Exercise directions |
Could you transcribe the material below exactly, without leaving out a single line?

Input records |

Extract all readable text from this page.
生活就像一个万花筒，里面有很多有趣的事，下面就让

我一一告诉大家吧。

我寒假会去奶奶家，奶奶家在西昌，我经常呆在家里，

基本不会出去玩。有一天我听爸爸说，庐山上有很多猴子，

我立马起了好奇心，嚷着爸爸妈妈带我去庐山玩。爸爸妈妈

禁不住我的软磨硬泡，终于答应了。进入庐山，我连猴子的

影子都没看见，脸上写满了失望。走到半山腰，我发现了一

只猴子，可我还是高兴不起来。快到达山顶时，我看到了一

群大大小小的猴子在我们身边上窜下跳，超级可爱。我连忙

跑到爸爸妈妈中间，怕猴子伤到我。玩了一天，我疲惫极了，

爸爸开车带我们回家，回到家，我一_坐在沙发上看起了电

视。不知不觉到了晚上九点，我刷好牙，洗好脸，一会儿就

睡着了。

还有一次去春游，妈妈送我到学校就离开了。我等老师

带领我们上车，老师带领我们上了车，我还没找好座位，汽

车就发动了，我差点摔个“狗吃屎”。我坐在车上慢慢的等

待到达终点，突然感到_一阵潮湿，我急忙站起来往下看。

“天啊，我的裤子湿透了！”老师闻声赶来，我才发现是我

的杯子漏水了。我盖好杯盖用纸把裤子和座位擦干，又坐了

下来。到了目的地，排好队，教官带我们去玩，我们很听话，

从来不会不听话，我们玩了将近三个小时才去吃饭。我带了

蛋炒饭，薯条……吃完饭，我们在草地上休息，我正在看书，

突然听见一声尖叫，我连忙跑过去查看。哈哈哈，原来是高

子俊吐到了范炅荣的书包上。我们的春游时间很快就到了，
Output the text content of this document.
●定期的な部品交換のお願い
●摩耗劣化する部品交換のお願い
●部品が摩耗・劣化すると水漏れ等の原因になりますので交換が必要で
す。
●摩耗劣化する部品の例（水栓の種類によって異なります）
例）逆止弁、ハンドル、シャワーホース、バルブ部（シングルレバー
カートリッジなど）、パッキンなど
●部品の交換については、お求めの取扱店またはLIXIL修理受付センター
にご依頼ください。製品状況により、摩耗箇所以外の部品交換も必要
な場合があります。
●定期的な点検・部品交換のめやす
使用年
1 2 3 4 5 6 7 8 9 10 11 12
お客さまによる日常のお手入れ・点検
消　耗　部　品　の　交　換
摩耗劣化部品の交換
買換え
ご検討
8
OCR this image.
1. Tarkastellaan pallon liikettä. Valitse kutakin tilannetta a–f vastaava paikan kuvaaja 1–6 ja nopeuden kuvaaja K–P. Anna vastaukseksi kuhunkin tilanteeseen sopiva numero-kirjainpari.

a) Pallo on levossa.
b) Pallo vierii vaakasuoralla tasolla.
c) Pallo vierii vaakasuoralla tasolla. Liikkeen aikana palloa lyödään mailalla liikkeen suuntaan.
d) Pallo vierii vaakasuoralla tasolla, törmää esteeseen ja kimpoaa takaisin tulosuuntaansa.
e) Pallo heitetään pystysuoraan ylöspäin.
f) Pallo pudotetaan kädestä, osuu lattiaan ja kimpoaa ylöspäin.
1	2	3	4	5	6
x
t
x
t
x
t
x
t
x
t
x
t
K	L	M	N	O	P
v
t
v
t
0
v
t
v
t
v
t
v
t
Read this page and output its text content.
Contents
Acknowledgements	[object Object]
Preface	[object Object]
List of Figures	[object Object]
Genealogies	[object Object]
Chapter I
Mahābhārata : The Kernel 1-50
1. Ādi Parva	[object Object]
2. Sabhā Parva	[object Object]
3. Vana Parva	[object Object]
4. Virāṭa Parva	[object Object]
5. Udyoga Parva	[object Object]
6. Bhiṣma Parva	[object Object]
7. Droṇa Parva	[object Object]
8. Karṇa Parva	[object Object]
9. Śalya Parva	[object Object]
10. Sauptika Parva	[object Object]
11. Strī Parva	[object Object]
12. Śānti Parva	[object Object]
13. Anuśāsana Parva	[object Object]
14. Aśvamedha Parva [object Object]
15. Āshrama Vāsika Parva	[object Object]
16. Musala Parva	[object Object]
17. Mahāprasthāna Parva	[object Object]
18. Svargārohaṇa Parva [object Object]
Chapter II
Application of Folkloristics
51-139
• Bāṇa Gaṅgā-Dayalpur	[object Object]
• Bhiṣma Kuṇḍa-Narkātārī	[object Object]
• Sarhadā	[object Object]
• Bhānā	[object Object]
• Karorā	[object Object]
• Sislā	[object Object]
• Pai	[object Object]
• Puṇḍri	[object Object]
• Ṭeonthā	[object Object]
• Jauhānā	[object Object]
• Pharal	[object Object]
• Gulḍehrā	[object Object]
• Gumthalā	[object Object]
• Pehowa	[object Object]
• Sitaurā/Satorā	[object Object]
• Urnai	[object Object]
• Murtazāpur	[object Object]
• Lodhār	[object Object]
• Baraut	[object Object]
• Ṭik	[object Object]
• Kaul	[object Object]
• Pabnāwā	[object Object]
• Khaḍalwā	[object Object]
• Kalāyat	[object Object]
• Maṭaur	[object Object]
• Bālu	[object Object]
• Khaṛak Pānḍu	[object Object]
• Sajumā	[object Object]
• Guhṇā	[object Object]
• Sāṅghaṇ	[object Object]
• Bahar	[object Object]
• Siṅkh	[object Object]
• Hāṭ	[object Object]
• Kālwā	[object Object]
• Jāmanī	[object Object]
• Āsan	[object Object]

Answer to the problem |
Extract all readable text from this page.
生活就像一个万花筒，里面有很多有趣的事，下面就让

我一一告诉大家吧。

我寒假会去奶奶家，奶奶家在西昌，我经常呆在家里，

基本不会出去玩。有一天我听爸爸说，庐山上有很多猴子，

我立马起了好奇心，嚷着爸爸妈妈带我去庐山玩。爸爸妈妈

禁不住我的软磨硬泡，终于答应了。进入庐山，我连猴子的

影子都没看见，脸上写满了失望。走到半山腰，我发现了一

只猴子，可我还是高兴不起来。快到达山顶时，我看到了一

群大大小小的猴子在我们身边上窜下跳，超级可爱。我连忙

跑到爸爸妈妈中间，怕猴子伤到我。玩了一天，我疲惫极了，

爸爸开车带我们回家，回到家，我一_坐在沙发上看起了电

视。不知不觉到了晚上九点，我刷好牙，洗好脸，一会儿就

睡着了。

还有一次去春游，妈妈送我到学校就离开了。我等老师

带领我们上车，老师带领我们上了车，我还没找好座位，汽

车就发动了，我差点摔个“狗吃屎”。我坐在车上慢慢的等

待到达终点，突然感到_一阵潮湿，我急忙站起来往下看。

“天啊，我的裤子湿透了！”老师闻声赶来，我才发现是我

的杯子漏水了。我盖好杯盖用纸把裤子和座位擦干，又坐了

下来。到了目的地，排好队，教官带我们去玩，我们很听话，

从来不会不听话，我们玩了将近三个小时才去吃饭。我带了

蛋炒饭，薯条……吃完饭，我们在草地上休息，我正在看书，

突然听见一声尖叫，我连忙跑过去查看。哈哈哈，原来是高

子俊吐到了范炅荣的书包上。我们的春游时间很快就到了，
Output the text content of this document.
●定期的な部品交換のお願い
●摩耗劣化する部品交換のお願い
●部品が摩耗・劣化すると水漏れ等の原因になりますので交換が必要で
す。
●摩耗劣化する部品の例（水栓の種類によって異なります）
例）逆止弁、ハンドル、シャワーホース、バルブ部（シングルレバー
カートリッジなど）、パッキンなど
●部品の交換については、お求めの取扱店またはLIXIL修理受付センター
にご依頼ください。製品状況により、摩耗箇所以外の部品交換も必要
な場合があります。
●定期的な点検・部品交換のめやす
使用年
1 2 3 4 5 6 7 8 9 10 11 12
お客さまによる日常のお手入れ・点検
消　耗　部　品　の　交　換
摩耗劣化部品の交換
買換え
ご検討
8
OCR this image.
1. Tarkastellaan pallon liikettä. Valitse kutakin tilannetta a–f vastaava paikan kuvaaja 1–6 ja nopeuden kuvaaja K–P. Anna vastaukseksi kuhunkin tilanteeseen sopiva numero-kirjainpari.

a) Pallo on levossa.
b) Pallo vierii vaakasuoralla tasolla.
c) Pallo vierii vaakasuoralla tasolla. Liikkeen aikana palloa lyödään mailalla liikkeen suuntaan.
d) Pallo vierii vaakasuoralla tasolla, törmää esteeseen ja kimpoaa takaisin tulosuuntaansa.
e) Pallo heitetään pystysuoraan ylöspäin.
f) Pallo pudotetaan kädestä, osuu lattiaan ja kimpoaa ylöspäin.
1	2	3	4	5	6
x
t
x
t
x
t
x
t
x
t
x
t
K	L	M	N	O	P
v
t
v
t
0
v
t
v
t
v
t
v
t
Read this page and output its text content.
Contents
Acknowledgements	[object Object]
Preface	[object Object]
List of Figures	[object Object]
Genealogies	[object Object]
Chapter I
Mahābhārata : The Kernel 1-50
1. Ādi Parva	[object Object]
2. Sabhā Parva	[object Object]
3. Vana Parva	[object Object]
4. Virāṭa Parva	[object Object]
5. Udyoga Parva	[object Object]
6. Bhiṣma Parva	[object Object]
7. Droṇa Parva	[object Object]
8. Karṇa Parva	[object Object]
9. Śalya Parva	[object Object]
10. Sauptika Parva	[object Object]
11. Strī Parva	[object Object]
12. Śānti Parva	[object Object]
13. Anuśāsana Parva	[object Object]
14. Aśvamedha Parva [object Object]
15. Āshrama Vāsika Parva	[object Object]
16. Musala Parva	[object Object]
17. Mahāprasthāna Parva	[object Object]
18. Svargārohaṇa Parva [object Object]
Chapter II
Application of Folkloristics
51-139
• Bāṇa Gaṅgā-Dayalpur	[object Object]
• Bhiṣma Kuṇḍa-Narkātārī	[object Object]
• Sarhadā	[object Object]
• Bhānā	[object Object]
• Karorā	[object Object]
• Sislā	[object Object]
• Pai	[object Object]
• Puṇḍri	[object Object]
• Ṭeonthā	[object Object]
• Jauhānā	[object Object]
• Pharal	[object Object]
• Gulḍehrā	[object Object]
• Gumthalā	[object Object]
• Pehowa	[object Object]
• Sitaurā/Satorā	[object Object]
• Urnai	[object Object]
• Murtazāpur	[object Object]
• Lodhār	[object Object]
• Baraut	[object Object]
• Ṭik	[object Object]
• Kaul	[object Object]
• Pabnāwā	[object Object]
• Khaḍalwā	[object Object]
• Kalāyat	[object Object]
• Maṭaur	[object Object]
• Bālu	[object Object]
• Khaṛak Pānḍu	[object Object]
• Sajumā	[object Object]
• Guhṇā	[object Object]
• Sāṅghaṇ	[object Object]
• Bahar	[object Object]
• Siṅkh	[object Object]
• Hāṭ	[object Object]
• Kālwā	[object Object]
• Jāmanī	[object Object]
• Āsan	[object Object]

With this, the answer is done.